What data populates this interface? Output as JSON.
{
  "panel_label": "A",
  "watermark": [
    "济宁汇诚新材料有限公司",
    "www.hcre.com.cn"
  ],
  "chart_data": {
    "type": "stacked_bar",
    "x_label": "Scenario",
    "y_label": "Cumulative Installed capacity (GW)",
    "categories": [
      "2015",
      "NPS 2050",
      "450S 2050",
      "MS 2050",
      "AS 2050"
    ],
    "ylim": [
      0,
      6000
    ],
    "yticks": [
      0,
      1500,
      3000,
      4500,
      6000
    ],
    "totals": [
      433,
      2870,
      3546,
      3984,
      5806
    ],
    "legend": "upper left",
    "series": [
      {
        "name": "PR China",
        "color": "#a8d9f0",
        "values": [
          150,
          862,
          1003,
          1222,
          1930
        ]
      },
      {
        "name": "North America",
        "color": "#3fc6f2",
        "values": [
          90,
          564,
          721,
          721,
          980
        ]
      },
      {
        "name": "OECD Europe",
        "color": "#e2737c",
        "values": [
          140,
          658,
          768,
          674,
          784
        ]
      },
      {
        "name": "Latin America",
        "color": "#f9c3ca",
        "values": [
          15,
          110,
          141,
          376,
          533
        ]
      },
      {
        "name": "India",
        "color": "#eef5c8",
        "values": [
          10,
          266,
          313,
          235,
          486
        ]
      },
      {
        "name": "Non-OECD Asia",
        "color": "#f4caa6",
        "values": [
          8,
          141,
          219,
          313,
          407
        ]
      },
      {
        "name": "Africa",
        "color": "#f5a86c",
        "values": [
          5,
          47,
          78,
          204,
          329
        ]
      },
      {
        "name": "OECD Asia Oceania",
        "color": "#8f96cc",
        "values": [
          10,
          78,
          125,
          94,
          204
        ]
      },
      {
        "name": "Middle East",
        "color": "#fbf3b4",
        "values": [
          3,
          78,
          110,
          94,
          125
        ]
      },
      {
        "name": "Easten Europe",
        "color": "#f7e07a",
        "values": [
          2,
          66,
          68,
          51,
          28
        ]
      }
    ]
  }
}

▸ STATED EXERCISE: All of the records must be repeated exactly.

▸ ANSWER TO THE PROBLEM:
What data populates this interface? Output as JSON.
{
  "panel_label": "A",
  "watermark": [
    "济宁汇诚新材料有限公司",
    "www.hcre.com.cn"
  ],
  "chart_data": {
    "type": "stacked_bar",
    "x_label": "Scenario",
    "y_label": "Cumulative Installed capacity (GW)",
    "categories": [
      "2015",
      "NPS 2050",
      "450S 2050",
      "MS 2050",
      "AS 2050"
    ],
    "ylim": [
      0,
      6000
    ],
    "yticks": [
      0,
      1500,
      3000,
      4500,
      6000
    ],
    "totals": [
      433,
      2870,
      3546,
      3984,
      5806
    ],
    "legend": "upper left",
    "series": [
      {
        "name": "PR China",
        "color": "#a8d9f0",
        "values": [
          150,
          862,
          1003,
          1222,
          1930
        ]
      },
      {
        "name": "North America",
        "color": "#3fc6f2",
        "values": [
          90,
          564,
          721,
          721,
          980
        ]
      },
      {
        "name": "OECD Europe",
        "color": "#e2737c",
        "values": [
          140,
          658,
          768,
          674,
          784
        ]
      },
      {
        "name": "Latin America",
        "color": "#f9c3ca",
        "values": [
          15,
          110,
          141,
          376,
          533
        ]
      },
      {
        "name": "India",
        "color": "#eef5c8",
        "values": [
          10,
          266,
          313,
          235,
          486
        ]
      },
      {
        "name": "Non-OECD Asia",
        "color": "#f4caa6",
        "values": [
          8,
          141,
          219,
          313,
          407
        ]
      },
      {
        "name": "Africa",
        "color": "#f5a86c",
        "values": [
          5,
          47,
          78,
          204,
          329
        ]
      },
      {
        "name": "OECD Asia Oceania",
        "color": "#8f96cc",
        "values": [
          10,
          78,
          125,
          94,
          204
        ]
      },
      {
        "name": "Middle East",
        "color": "#fbf3b4",
        "values": [
          3,
          78,
          110,
          94,
          125
        ]
      },
      {
        "name": "Easten Europe",
        "color": "#f7e07a",
        "values": [
          2,
          66,
          68,
          51,
          28
        ]
      }
    ]
  }
}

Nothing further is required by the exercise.